==== ITEMS ====
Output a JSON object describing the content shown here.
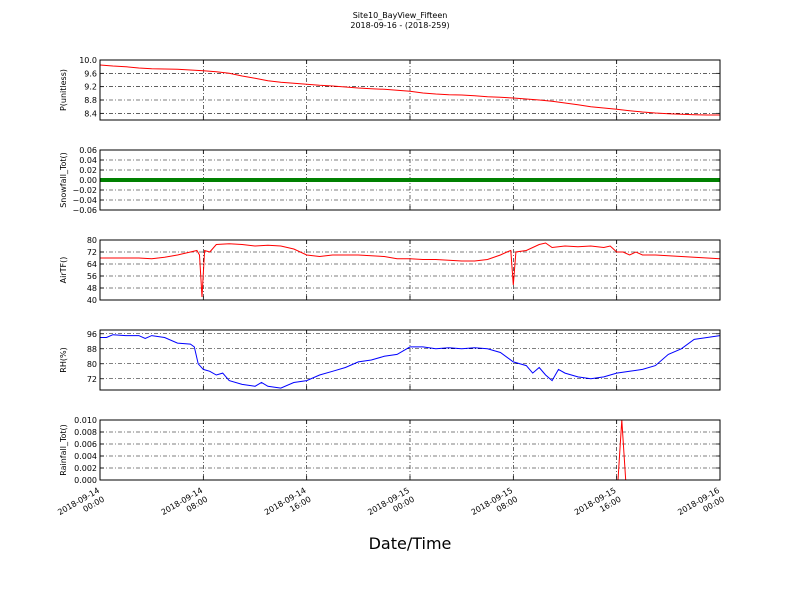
{
  "figure": {
    "title": "Site10_BayView_Fifteen",
    "subtitle": "2018-09-16 - (2018-259)",
    "xlabel": "Date/Time"
  },
  "chart_data": {
    "type": "line",
    "shared_x_ticks": [
      {
        "value": 0,
        "line1": "2018-09-14",
        "line2": "00:00"
      },
      {
        "value": 8,
        "line1": "2018-09-14",
        "line2": "08:00"
      },
      {
        "value": 16,
        "line1": "2018-09-14",
        "line2": "16:00"
      },
      {
        "value": 24,
        "line1": "2018-09-15",
        "line2": "00:00"
      },
      {
        "value": 32,
        "line1": "2018-09-15",
        "line2": "08:00"
      },
      {
        "value": 40,
        "line1": "2018-09-15",
        "line2": "16:00"
      },
      {
        "value": 48,
        "line1": "2018-09-16",
        "line2": "00:00"
      }
    ],
    "x_range_hours": [
      0,
      48
    ],
    "grid": true,
    "panels": [
      {
        "name": "p-unitless",
        "ylabel": "P(unitless)",
        "ylim": [
          8.2,
          10.0
        ],
        "yticks": [
          "10.0",
          "9.6",
          "9.2",
          "8.8",
          "8.4"
        ],
        "ytick_values": [
          10.0,
          9.6,
          9.2,
          8.8,
          8.4
        ],
        "color": "#ff0000",
        "points": [
          [
            0,
            9.85
          ],
          [
            1,
            9.82
          ],
          [
            2,
            9.8
          ],
          [
            3,
            9.76
          ],
          [
            4,
            9.74
          ],
          [
            5,
            9.73
          ],
          [
            6,
            9.72
          ],
          [
            7,
            9.7
          ],
          [
            8,
            9.68
          ],
          [
            9,
            9.65
          ],
          [
            10,
            9.6
          ],
          [
            11,
            9.52
          ],
          [
            12,
            9.45
          ],
          [
            13,
            9.38
          ],
          [
            14,
            9.33
          ],
          [
            15,
            9.3
          ],
          [
            16,
            9.27
          ],
          [
            17,
            9.24
          ],
          [
            18,
            9.22
          ],
          [
            19,
            9.19
          ],
          [
            20,
            9.16
          ],
          [
            21,
            9.14
          ],
          [
            22,
            9.12
          ],
          [
            23,
            9.09
          ],
          [
            24,
            9.06
          ],
          [
            25,
            9.01
          ],
          [
            26,
            8.98
          ],
          [
            27,
            8.96
          ],
          [
            28,
            8.95
          ],
          [
            29,
            8.93
          ],
          [
            30,
            8.9
          ],
          [
            31,
            8.88
          ],
          [
            32,
            8.86
          ],
          [
            33,
            8.83
          ],
          [
            34,
            8.8
          ],
          [
            35,
            8.76
          ],
          [
            36,
            8.71
          ],
          [
            37,
            8.66
          ],
          [
            38,
            8.6
          ],
          [
            39,
            8.56
          ],
          [
            40,
            8.52
          ],
          [
            41,
            8.48
          ],
          [
            42,
            8.44
          ],
          [
            43,
            8.41
          ],
          [
            44,
            8.39
          ],
          [
            45,
            8.37
          ],
          [
            46,
            8.36
          ],
          [
            47,
            8.35
          ],
          [
            48,
            8.35
          ]
        ]
      },
      {
        "name": "snowfall-tot",
        "ylabel": "Snowfall_Tot()",
        "ylim": [
          -0.06,
          0.06
        ],
        "yticks": [
          "0.06",
          "0.04",
          "0.02",
          "0.00",
          "−0.02",
          "−0.04",
          "−0.06"
        ],
        "ytick_values": [
          0.06,
          0.04,
          0.02,
          0.0,
          -0.02,
          -0.04,
          -0.06
        ],
        "color": "#008000",
        "style": "dense-markers",
        "points": [
          [
            0,
            0
          ],
          [
            48,
            0
          ]
        ]
      },
      {
        "name": "airtf",
        "ylabel": "AirTF()",
        "ylim": [
          40,
          80
        ],
        "yticks": [
          "80",
          "72",
          "64",
          "56",
          "48",
          "40"
        ],
        "ytick_values": [
          80,
          72,
          64,
          56,
          48,
          40
        ],
        "color": "#ff0000",
        "points": [
          [
            0,
            68
          ],
          [
            1,
            68
          ],
          [
            2,
            68
          ],
          [
            3,
            68
          ],
          [
            4,
            67.5
          ],
          [
            5,
            68.5
          ],
          [
            6,
            70
          ],
          [
            7,
            72
          ],
          [
            7.5,
            73
          ],
          [
            7.7,
            70
          ],
          [
            7.9,
            42
          ],
          [
            8.1,
            73
          ],
          [
            8.5,
            72
          ],
          [
            9,
            77
          ],
          [
            10,
            77.5
          ],
          [
            11,
            77
          ],
          [
            12,
            76
          ],
          [
            13,
            76.5
          ],
          [
            14,
            76
          ],
          [
            15,
            74
          ],
          [
            16,
            70
          ],
          [
            17,
            69
          ],
          [
            18,
            70
          ],
          [
            19,
            70
          ],
          [
            20,
            70
          ],
          [
            21,
            69.5
          ],
          [
            22,
            69
          ],
          [
            23,
            67.5
          ],
          [
            24,
            67.5
          ],
          [
            25,
            67
          ],
          [
            26,
            67
          ],
          [
            27,
            66.5
          ],
          [
            28,
            66
          ],
          [
            29,
            66
          ],
          [
            30,
            67
          ],
          [
            31,
            70
          ],
          [
            31.5,
            72
          ],
          [
            31.8,
            73
          ],
          [
            32,
            50
          ],
          [
            32.2,
            72
          ],
          [
            33,
            73
          ],
          [
            34,
            77
          ],
          [
            34.5,
            78
          ],
          [
            35,
            75
          ],
          [
            36,
            76
          ],
          [
            37,
            75.5
          ],
          [
            38,
            76
          ],
          [
            39,
            75
          ],
          [
            39.5,
            76
          ],
          [
            40,
            72
          ],
          [
            40.5,
            72
          ],
          [
            41,
            70
          ],
          [
            41.5,
            72
          ],
          [
            42,
            70
          ],
          [
            43,
            70
          ],
          [
            44,
            69.5
          ],
          [
            45,
            69
          ],
          [
            46,
            68.5
          ],
          [
            47,
            68
          ],
          [
            48,
            67.5
          ]
        ]
      },
      {
        "name": "rh",
        "ylabel": "RH(%)",
        "ylim": [
          66,
          98
        ],
        "yticks": [
          "96",
          "88",
          "80",
          "72"
        ],
        "ytick_values": [
          96,
          88,
          80,
          72
        ],
        "color": "#0000ff",
        "points": [
          [
            0,
            94
          ],
          [
            0.5,
            94
          ],
          [
            1,
            95.5
          ],
          [
            2,
            95
          ],
          [
            3,
            95
          ],
          [
            3.5,
            93.5
          ],
          [
            4,
            95
          ],
          [
            5,
            94
          ],
          [
            6,
            91
          ],
          [
            7,
            90.5
          ],
          [
            7.3,
            89
          ],
          [
            7.6,
            80
          ],
          [
            8,
            77
          ],
          [
            8.5,
            76
          ],
          [
            9,
            74
          ],
          [
            9.5,
            75
          ],
          [
            10,
            71
          ],
          [
            11,
            69
          ],
          [
            12,
            68
          ],
          [
            12.5,
            70
          ],
          [
            13,
            68
          ],
          [
            14,
            67
          ],
          [
            15,
            70
          ],
          [
            16,
            71
          ],
          [
            17,
            74
          ],
          [
            18,
            76
          ],
          [
            19,
            78
          ],
          [
            20,
            81
          ],
          [
            21,
            82
          ],
          [
            22,
            84
          ],
          [
            23,
            85
          ],
          [
            24,
            89
          ],
          [
            25,
            89
          ],
          [
            26,
            88
          ],
          [
            27,
            88.5
          ],
          [
            28,
            88
          ],
          [
            29,
            88.5
          ],
          [
            30,
            88
          ],
          [
            31,
            86
          ],
          [
            32,
            81
          ],
          [
            33,
            79
          ],
          [
            33.5,
            75
          ],
          [
            34,
            78
          ],
          [
            34.5,
            74
          ],
          [
            35,
            71
          ],
          [
            35.5,
            77
          ],
          [
            36,
            75
          ],
          [
            37,
            73
          ],
          [
            38,
            72
          ],
          [
            39,
            73
          ],
          [
            40,
            75
          ],
          [
            41,
            76
          ],
          [
            42,
            77
          ],
          [
            43,
            79
          ],
          [
            44,
            85
          ],
          [
            45,
            88
          ],
          [
            46,
            93
          ],
          [
            47,
            94
          ],
          [
            48,
            95
          ]
        ]
      },
      {
        "name": "rainfall-tot",
        "ylabel": "Rainfall_Tot()",
        "ylim": [
          0,
          0.01
        ],
        "yticks": [
          "0.010",
          "0.008",
          "0.006",
          "0.004",
          "0.002",
          "0.000"
        ],
        "ytick_values": [
          0.01,
          0.008,
          0.006,
          0.004,
          0.002,
          0.0
        ],
        "color": "#ff0000",
        "points": [
          [
            0,
            0
          ],
          [
            40.1,
            0
          ],
          [
            40.4,
            0.01
          ],
          [
            40.7,
            0
          ],
          [
            48,
            0
          ]
        ]
      }
    ]
  }
}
====
■ WHAT IS EXPECTED
In the material above, find the lines that contain "name" and show them.

■ RESULT OF THIS TASK
        "name": "p-unitless",
        "name": "snowfall-tot",
        "name": "airtf",
        "name": "rh",
        "name": "rainfall-tot",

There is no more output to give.